Problem description:
Among the lines below, how many have the string "PBMC" in them? Only the number is wanted.

Exercise materials:
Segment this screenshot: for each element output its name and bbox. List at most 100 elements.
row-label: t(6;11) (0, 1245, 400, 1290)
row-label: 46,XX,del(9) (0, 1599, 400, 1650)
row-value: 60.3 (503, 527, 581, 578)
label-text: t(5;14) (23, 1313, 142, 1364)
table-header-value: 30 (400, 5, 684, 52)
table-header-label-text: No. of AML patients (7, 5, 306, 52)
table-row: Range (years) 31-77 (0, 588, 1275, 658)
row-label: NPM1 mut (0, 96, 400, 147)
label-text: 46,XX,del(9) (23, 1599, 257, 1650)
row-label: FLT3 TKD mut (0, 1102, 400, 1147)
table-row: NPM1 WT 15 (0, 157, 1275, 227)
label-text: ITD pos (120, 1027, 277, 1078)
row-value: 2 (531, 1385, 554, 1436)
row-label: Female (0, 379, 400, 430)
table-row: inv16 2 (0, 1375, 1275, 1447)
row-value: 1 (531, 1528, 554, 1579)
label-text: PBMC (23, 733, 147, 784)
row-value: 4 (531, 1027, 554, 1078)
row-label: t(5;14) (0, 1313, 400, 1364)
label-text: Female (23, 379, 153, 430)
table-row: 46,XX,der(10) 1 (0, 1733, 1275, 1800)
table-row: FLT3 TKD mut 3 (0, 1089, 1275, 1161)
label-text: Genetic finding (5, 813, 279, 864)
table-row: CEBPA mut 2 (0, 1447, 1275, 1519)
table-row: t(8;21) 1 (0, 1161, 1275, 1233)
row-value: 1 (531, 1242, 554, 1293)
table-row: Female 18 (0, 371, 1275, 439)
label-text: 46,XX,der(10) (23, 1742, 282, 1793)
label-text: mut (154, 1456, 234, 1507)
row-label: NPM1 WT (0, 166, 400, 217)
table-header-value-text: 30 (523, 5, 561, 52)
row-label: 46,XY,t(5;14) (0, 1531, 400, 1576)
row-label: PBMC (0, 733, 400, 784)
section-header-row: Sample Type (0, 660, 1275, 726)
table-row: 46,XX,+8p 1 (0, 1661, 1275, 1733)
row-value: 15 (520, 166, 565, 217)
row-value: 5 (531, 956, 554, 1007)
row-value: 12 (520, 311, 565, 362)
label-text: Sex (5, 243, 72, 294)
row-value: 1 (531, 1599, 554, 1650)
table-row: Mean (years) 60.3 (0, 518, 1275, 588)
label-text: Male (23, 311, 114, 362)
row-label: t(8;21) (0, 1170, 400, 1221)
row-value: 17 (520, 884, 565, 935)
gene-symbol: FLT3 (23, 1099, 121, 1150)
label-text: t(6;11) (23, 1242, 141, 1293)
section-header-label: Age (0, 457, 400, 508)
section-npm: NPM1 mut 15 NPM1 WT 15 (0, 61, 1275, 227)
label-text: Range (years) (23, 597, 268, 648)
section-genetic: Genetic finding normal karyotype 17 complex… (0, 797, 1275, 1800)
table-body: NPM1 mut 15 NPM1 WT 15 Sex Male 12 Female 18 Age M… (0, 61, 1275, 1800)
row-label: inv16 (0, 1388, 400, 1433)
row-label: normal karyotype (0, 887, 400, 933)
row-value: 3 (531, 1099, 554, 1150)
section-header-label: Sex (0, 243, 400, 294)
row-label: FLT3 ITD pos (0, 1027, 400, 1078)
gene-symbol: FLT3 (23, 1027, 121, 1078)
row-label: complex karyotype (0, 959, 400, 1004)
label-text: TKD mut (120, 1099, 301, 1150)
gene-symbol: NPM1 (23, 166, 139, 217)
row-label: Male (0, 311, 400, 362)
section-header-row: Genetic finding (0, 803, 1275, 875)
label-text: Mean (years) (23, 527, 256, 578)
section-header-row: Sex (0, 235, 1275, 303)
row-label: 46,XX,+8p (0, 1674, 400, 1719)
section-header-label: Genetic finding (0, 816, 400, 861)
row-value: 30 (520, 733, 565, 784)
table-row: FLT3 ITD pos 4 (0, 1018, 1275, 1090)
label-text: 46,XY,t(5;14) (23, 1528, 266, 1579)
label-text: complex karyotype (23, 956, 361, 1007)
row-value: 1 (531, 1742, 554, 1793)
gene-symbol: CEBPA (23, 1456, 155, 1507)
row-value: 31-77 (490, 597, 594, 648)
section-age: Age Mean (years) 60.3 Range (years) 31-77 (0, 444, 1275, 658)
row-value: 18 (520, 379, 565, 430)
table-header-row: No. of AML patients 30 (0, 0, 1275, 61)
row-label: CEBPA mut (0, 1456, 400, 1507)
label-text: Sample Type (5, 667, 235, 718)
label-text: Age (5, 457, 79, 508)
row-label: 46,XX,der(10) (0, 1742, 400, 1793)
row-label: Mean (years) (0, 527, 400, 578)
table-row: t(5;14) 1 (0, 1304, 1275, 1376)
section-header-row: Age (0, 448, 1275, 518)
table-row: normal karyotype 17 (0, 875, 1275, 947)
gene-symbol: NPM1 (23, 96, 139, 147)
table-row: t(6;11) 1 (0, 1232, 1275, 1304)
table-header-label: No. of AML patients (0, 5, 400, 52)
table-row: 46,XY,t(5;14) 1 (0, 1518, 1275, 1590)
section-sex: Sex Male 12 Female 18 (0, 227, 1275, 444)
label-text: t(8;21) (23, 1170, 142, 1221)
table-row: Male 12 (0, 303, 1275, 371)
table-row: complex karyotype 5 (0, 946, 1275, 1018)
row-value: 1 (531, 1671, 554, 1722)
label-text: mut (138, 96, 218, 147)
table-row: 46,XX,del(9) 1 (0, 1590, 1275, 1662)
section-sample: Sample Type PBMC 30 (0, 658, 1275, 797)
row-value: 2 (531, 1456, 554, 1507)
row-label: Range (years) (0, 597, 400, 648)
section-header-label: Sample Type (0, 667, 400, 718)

Result below:
3